**Required work**
Count the lines in the records below that contain the word "acopio", and give only that number.

++++ Supplied records ++++

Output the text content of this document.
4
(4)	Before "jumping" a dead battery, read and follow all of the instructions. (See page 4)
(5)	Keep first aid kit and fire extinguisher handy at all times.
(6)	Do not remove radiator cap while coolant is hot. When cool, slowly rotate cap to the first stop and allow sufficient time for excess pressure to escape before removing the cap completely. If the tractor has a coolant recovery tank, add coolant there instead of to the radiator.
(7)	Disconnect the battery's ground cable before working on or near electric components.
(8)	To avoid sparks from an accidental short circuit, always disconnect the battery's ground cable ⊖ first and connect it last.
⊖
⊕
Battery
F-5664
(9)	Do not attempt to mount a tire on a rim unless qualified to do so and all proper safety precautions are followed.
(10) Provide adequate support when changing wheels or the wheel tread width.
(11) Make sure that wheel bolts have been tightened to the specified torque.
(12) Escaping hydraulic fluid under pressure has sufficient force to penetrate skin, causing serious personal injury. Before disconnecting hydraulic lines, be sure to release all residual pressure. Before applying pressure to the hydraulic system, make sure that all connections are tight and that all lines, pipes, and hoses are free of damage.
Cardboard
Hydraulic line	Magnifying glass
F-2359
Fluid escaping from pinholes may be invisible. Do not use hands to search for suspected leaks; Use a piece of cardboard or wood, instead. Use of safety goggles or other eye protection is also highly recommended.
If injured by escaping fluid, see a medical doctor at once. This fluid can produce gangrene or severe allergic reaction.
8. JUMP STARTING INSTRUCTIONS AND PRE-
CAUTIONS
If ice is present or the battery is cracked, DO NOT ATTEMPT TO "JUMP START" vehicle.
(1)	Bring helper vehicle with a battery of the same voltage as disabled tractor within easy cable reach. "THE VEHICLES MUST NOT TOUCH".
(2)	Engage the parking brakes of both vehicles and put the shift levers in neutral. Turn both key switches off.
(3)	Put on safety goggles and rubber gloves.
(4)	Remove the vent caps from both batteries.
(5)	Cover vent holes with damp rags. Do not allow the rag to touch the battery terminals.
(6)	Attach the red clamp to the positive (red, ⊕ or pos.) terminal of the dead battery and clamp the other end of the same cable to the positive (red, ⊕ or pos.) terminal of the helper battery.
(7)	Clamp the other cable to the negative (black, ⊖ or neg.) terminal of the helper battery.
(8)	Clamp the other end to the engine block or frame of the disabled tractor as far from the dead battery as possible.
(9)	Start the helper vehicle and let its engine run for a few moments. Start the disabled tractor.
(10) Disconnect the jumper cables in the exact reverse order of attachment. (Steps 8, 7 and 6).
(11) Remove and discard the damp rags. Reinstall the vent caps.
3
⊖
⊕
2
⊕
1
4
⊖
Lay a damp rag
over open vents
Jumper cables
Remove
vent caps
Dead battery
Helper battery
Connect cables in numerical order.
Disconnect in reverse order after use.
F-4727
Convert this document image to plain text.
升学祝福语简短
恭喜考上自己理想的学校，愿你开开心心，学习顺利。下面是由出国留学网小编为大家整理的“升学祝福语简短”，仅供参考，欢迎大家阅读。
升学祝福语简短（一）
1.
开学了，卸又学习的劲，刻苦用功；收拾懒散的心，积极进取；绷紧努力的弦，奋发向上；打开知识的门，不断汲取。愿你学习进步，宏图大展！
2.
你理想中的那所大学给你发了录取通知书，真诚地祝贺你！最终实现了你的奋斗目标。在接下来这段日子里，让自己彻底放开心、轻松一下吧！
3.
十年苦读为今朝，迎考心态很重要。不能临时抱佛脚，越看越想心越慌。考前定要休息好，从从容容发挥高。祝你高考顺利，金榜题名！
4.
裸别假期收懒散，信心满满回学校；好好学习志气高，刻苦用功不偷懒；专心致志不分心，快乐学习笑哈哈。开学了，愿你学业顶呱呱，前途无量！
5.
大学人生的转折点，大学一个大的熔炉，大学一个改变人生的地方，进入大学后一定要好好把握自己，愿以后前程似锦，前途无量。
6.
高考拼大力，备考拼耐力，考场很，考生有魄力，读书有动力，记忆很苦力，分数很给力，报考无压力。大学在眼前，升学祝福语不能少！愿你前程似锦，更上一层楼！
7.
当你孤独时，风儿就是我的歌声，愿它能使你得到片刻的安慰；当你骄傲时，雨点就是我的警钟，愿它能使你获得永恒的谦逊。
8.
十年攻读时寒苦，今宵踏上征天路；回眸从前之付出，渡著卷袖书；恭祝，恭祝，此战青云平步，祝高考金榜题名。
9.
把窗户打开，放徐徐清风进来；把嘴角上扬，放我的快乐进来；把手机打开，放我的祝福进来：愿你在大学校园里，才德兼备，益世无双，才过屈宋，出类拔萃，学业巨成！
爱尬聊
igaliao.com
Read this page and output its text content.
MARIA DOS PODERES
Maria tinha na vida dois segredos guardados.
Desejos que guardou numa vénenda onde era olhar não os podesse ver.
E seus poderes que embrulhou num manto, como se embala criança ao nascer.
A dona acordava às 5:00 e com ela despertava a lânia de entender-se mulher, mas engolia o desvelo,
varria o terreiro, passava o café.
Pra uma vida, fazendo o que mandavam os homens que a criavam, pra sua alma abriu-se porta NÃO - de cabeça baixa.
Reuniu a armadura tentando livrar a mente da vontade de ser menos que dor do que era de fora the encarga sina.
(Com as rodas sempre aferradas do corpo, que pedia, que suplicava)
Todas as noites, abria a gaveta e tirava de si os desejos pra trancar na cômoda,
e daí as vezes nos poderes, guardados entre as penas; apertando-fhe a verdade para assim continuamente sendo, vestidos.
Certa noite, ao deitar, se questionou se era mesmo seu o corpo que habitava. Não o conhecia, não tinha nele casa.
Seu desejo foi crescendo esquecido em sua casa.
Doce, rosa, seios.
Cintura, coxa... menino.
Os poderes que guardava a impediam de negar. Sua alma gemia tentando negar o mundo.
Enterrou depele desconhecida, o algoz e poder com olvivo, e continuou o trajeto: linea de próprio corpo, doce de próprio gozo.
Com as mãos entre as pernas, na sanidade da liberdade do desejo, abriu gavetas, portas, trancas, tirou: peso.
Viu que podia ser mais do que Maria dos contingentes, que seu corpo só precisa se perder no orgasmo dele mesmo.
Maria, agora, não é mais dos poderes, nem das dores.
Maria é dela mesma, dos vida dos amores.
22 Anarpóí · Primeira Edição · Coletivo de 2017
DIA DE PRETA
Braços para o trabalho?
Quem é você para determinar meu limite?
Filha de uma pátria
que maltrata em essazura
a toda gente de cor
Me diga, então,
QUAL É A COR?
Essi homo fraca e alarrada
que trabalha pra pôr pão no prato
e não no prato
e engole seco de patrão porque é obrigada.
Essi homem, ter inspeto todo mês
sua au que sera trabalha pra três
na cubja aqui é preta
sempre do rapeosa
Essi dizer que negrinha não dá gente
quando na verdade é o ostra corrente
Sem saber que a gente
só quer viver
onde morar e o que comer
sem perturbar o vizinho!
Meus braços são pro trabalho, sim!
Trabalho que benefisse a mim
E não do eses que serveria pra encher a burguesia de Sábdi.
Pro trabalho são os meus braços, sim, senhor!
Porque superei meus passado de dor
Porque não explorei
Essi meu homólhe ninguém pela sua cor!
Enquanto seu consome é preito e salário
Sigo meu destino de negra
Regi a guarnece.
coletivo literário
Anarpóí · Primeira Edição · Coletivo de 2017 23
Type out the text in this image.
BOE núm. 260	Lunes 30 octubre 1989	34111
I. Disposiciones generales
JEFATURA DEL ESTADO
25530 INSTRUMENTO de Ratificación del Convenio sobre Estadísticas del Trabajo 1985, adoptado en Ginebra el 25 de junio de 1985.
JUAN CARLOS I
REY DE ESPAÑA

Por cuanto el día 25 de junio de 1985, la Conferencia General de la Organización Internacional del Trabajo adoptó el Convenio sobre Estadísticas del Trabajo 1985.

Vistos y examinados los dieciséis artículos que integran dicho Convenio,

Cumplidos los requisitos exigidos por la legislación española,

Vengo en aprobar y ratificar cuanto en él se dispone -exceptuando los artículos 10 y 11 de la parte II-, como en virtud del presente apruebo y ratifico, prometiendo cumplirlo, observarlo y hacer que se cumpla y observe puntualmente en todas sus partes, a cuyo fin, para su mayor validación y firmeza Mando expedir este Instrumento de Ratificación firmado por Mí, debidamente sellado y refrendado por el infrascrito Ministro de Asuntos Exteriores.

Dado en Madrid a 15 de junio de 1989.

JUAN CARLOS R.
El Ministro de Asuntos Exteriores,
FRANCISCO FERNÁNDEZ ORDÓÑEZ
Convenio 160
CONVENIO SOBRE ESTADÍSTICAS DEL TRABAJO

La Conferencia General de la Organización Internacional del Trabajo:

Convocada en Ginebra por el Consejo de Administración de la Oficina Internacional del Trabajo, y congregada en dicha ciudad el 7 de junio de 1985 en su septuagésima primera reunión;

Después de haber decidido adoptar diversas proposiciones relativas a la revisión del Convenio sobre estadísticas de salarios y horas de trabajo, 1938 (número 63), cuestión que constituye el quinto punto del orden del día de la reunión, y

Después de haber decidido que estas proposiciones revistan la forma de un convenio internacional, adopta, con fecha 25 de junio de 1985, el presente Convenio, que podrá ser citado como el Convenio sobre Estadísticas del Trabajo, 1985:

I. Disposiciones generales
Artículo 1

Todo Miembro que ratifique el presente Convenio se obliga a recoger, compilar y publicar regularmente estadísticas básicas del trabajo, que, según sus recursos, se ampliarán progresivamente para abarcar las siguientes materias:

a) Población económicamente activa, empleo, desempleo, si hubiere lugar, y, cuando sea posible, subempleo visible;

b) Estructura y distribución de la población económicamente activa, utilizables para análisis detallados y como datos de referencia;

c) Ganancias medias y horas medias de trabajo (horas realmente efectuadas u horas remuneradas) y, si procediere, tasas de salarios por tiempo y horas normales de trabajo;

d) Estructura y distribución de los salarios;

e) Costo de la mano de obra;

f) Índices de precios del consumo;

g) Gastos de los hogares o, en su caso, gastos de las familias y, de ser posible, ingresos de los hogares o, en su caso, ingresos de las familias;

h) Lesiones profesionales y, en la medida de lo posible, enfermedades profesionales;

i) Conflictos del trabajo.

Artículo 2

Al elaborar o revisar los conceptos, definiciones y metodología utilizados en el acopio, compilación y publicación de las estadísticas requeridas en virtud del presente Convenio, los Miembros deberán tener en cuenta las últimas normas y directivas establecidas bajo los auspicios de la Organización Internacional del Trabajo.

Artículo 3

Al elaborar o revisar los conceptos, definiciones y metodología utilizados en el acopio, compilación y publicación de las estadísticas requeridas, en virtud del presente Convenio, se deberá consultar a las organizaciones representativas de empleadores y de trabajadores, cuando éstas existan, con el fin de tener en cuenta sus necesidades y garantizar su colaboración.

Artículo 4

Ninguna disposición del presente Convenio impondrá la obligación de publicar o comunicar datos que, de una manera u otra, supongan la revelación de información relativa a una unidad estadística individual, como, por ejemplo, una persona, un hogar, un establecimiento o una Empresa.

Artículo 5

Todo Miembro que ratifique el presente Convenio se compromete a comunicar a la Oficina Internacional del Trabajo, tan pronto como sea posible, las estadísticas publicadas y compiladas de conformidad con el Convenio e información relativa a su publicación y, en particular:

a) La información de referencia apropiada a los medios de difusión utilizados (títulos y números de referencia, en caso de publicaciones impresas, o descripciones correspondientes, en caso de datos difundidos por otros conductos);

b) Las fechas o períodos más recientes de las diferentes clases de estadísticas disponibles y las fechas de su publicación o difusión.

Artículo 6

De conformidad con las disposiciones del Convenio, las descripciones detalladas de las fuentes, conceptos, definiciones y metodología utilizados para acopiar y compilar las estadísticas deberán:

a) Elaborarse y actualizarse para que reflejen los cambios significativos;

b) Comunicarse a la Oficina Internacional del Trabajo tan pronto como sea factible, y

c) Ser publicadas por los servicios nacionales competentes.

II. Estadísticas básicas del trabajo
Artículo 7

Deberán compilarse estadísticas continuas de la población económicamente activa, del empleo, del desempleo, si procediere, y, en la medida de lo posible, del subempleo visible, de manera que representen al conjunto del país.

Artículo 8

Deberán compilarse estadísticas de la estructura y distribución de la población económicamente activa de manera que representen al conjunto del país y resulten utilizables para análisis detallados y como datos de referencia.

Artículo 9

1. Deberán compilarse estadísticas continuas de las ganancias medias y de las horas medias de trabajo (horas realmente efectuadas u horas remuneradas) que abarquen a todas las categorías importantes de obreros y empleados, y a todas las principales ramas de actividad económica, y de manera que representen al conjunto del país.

++++

**Written response**
2